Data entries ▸
* * * * *
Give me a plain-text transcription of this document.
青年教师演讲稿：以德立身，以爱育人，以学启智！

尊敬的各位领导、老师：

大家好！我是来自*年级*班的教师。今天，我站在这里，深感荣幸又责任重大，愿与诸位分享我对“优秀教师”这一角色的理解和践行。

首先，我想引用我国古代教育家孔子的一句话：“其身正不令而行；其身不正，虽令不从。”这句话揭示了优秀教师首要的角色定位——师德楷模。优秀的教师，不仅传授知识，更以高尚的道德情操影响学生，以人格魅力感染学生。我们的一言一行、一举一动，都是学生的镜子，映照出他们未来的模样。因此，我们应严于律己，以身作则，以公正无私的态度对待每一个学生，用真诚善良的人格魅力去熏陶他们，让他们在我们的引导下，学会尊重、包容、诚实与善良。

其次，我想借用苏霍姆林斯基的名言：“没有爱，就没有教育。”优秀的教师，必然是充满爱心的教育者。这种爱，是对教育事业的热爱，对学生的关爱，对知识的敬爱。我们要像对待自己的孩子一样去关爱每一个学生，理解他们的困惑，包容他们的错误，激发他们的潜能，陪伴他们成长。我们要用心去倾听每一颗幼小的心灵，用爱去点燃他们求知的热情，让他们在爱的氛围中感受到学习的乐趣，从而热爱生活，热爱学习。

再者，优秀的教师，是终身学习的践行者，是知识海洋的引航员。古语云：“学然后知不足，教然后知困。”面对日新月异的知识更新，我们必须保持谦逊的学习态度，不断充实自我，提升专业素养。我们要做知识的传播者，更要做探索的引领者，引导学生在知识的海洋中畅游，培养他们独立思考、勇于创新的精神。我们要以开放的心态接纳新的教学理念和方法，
* * * * *
PROBLEM DETAILS ▸ Once more, set down the full listing, verbatim.

PROBLEM SOLUTION ▸
Give me a plain-text transcription of this document.
青年教师演讲稿：以德立身，以爱育人，以学启智！

尊敬的各位领导、老师：

大家好！我是来自*年级*班的教师。今天，我站在这里，深感荣幸又责任重大，愿与诸位分享我对“优秀教师”这一角色的理解和践行。

首先，我想引用我国古代教育家孔子的一句话：“其身正不令而行；其身不正，虽令不从。”这句话揭示了优秀教师首要的角色定位——师德楷模。优秀的教师，不仅传授知识，更以高尚的道德情操影响学生，以人格魅力感染学生。我们的一言一行、一举一动，都是学生的镜子，映照出他们未来的模样。因此，我们应严于律己，以身作则，以公正无私的态度对待每一个学生，用真诚善良的人格魅力去熏陶他们，让他们在我们的引导下，学会尊重、包容、诚实与善良。

其次，我想借用苏霍姆林斯基的名言：“没有爱，就没有教育。”优秀的教师，必然是充满爱心的教育者。这种爱，是对教育事业的热爱，对学生的关爱，对知识的敬爱。我们要像对待自己的孩子一样去关爱每一个学生，理解他们的困惑，包容他们的错误，激发他们的潜能，陪伴他们成长。我们要用心去倾听每一颗幼小的心灵，用爱去点燃他们求知的热情，让他们在爱的氛围中感受到学习的乐趣，从而热爱生活，热爱学习。

再者，优秀的教师，是终身学习的践行者，是知识海洋的引航员。古语云：“学然后知不足，教然后知困。”面对日新月异的知识更新，我们必须保持谦逊的学习态度，不断充实自我，提升专业素养。我们要做知识的传播者，更要做探索的引领者，引导学生在知识的海洋中畅游，培养他们独立思考、勇于创新的精神。我们要以开放的心态接纳新的教学理念和方法，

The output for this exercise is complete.